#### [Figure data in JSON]

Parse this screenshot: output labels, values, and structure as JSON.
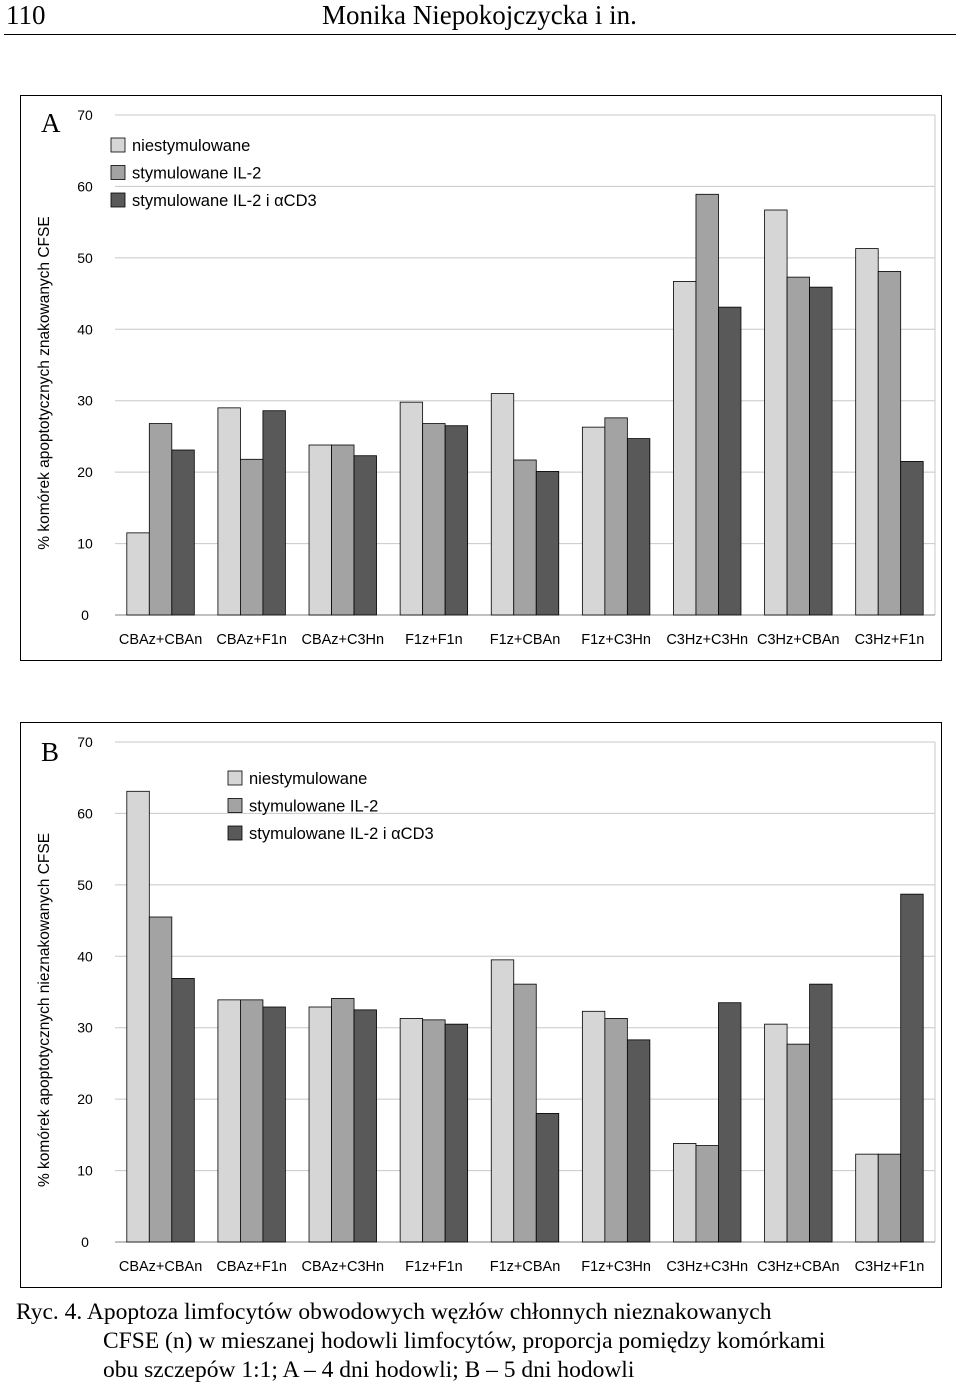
{
  "header": {
    "page_number": "110",
    "authors": "Monika Niepokojczycka i in."
  },
  "colors": {
    "niestymulowane": "#d6d6d6",
    "stymulowane_il2": "#a3a3a3",
    "stymulowane_il2_acd3": "#595959",
    "grid": "#c8c8c8"
  },
  "chart_data": [
    {
      "type": "bar",
      "panel_label": "A",
      "title": "",
      "xlabel": "",
      "ylabel": "% komórek apoptotycznych znakowanych CFSE",
      "ylim": [
        0,
        70
      ],
      "yticks": [
        "0",
        "10",
        "20",
        "30",
        "40",
        "50",
        "60",
        "70"
      ],
      "grid": true,
      "legend_position": "top-left",
      "categories": [
        "CBAz+CBAn",
        "CBAz+F1n",
        "CBAz+C3Hn",
        "F1z+F1n",
        "F1z+CBAn",
        "F1z+C3Hn",
        "C3Hz+C3Hn",
        "C3Hz+CBAn",
        "C3Hz+F1n"
      ],
      "series": [
        {
          "name": "niestymulowane",
          "values": [
            11.5,
            29,
            23.8,
            29.8,
            31,
            26.3,
            46.7,
            56.7,
            51.3
          ]
        },
        {
          "name": "stymulowane IL-2",
          "values": [
            26.8,
            21.8,
            23.8,
            26.8,
            21.7,
            27.6,
            58.9,
            47.3,
            48.1
          ]
        },
        {
          "name": "stymulowane IL-2 i αCD3",
          "values": [
            23.1,
            28.6,
            22.3,
            26.5,
            20.1,
            24.7,
            43.1,
            45.9,
            21.5
          ]
        }
      ]
    },
    {
      "type": "bar",
      "panel_label": "B",
      "title": "",
      "xlabel": "",
      "ylabel": "% komórek apoptotycznych nieznakowanych CFSE",
      "ylim": [
        0,
        70
      ],
      "yticks": [
        "0",
        "10",
        "20",
        "30",
        "40",
        "50",
        "60",
        "70"
      ],
      "grid": true,
      "legend_position": "top-center",
      "categories": [
        "CBAz+CBAn",
        "CBAz+F1n",
        "CBAz+C3Hn",
        "F1z+F1n",
        "F1z+CBAn",
        "F1z+C3Hn",
        "C3Hz+C3Hn",
        "C3Hz+CBAn",
        "C3Hz+F1n"
      ],
      "series": [
        {
          "name": "niestymulowane",
          "values": [
            63.1,
            33.9,
            32.9,
            31.3,
            39.5,
            32.3,
            13.8,
            30.5,
            12.3
          ]
        },
        {
          "name": "stymulowane IL-2",
          "values": [
            45.5,
            33.9,
            34.1,
            31.1,
            36.1,
            31.3,
            13.5,
            27.7,
            12.3
          ]
        },
        {
          "name": "stymulowane IL-2 i αCD3",
          "values": [
            36.9,
            32.9,
            32.5,
            30.5,
            18.0,
            28.3,
            33.5,
            36.1,
            48.7
          ]
        }
      ]
    }
  ],
  "caption": {
    "line1": "Ryc. 4. Apoptoza limfocytów obwodowych węzłów chłonnych nieznakowanych",
    "line2": "CFSE (n) w mieszanej hodowli limfocytów, proporcja pomiędzy komórkami",
    "line3": "obu szczepów 1:1; A – 4 dni hodowli; B – 5 dni hodowli"
  }
}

#### [The problem]
Images should not appear in the copy; retype the listing above exactly.

#### [Reply to the task]
Parse this screenshot: output labels, values, and structure as JSON.
{
  "header": {
    "page_number": "110",
    "authors": "Monika Niepokojczycka i in."
  },
  "colors": {
    "niestymulowane": "#d6d6d6",
    "stymulowane_il2": "#a3a3a3",
    "stymulowane_il2_acd3": "#595959",
    "grid": "#c8c8c8"
  },
  "chart_data": [
    {
      "type": "bar",
      "panel_label": "A",
      "title": "",
      "xlabel": "",
      "ylabel": "% komórek apoptotycznych znakowanych CFSE",
      "ylim": [
        0,
        70
      ],
      "yticks": [
        "0",
        "10",
        "20",
        "30",
        "40",
        "50",
        "60",
        "70"
      ],
      "grid": true,
      "legend_position": "top-left",
      "categories": [
        "CBAz+CBAn",
        "CBAz+F1n",
        "CBAz+C3Hn",
        "F1z+F1n",
        "F1z+CBAn",
        "F1z+C3Hn",
        "C3Hz+C3Hn",
        "C3Hz+CBAn",
        "C3Hz+F1n"
      ],
      "series": [
        {
          "name": "niestymulowane",
          "values": [
            11.5,
            29,
            23.8,
            29.8,
            31,
            26.3,
            46.7,
            56.7,
            51.3
          ]
        },
        {
          "name": "stymulowane IL-2",
          "values": [
            26.8,
            21.8,
            23.8,
            26.8,
            21.7,
            27.6,
            58.9,
            47.3,
            48.1
          ]
        },
        {
          "name": "stymulowane IL-2 i αCD3",
          "values": [
            23.1,
            28.6,
            22.3,
            26.5,
            20.1,
            24.7,
            43.1,
            45.9,
            21.5
          ]
        }
      ]
    },
    {
      "type": "bar",
      "panel_label": "B",
      "title": "",
      "xlabel": "",
      "ylabel": "% komórek apoptotycznych nieznakowanych CFSE",
      "ylim": [
        0,
        70
      ],
      "yticks": [
        "0",
        "10",
        "20",
        "30",
        "40",
        "50",
        "60",
        "70"
      ],
      "grid": true,
      "legend_position": "top-center",
      "categories": [
        "CBAz+CBAn",
        "CBAz+F1n",
        "CBAz+C3Hn",
        "F1z+F1n",
        "F1z+CBAn",
        "F1z+C3Hn",
        "C3Hz+C3Hn",
        "C3Hz+CBAn",
        "C3Hz+F1n"
      ],
      "series": [
        {
          "name": "niestymulowane",
          "values": [
            63.1,
            33.9,
            32.9,
            31.3,
            39.5,
            32.3,
            13.8,
            30.5,
            12.3
          ]
        },
        {
          "name": "stymulowane IL-2",
          "values": [
            45.5,
            33.9,
            34.1,
            31.1,
            36.1,
            31.3,
            13.5,
            27.7,
            12.3
          ]
        },
        {
          "name": "stymulowane IL-2 i αCD3",
          "values": [
            36.9,
            32.9,
            32.5,
            30.5,
            18.0,
            28.3,
            33.5,
            36.1,
            48.7
          ]
        }
      ]
    }
  ],
  "caption": {
    "line1": "Ryc. 4. Apoptoza limfocytów obwodowych węzłów chłonnych nieznakowanych",
    "line2": "CFSE (n) w mieszanej hodowli limfocytów, proporcja pomiędzy komórkami",
    "line3": "obu szczepów 1:1; A – 4 dni hodowli; B – 5 dni hodowli"
  }
}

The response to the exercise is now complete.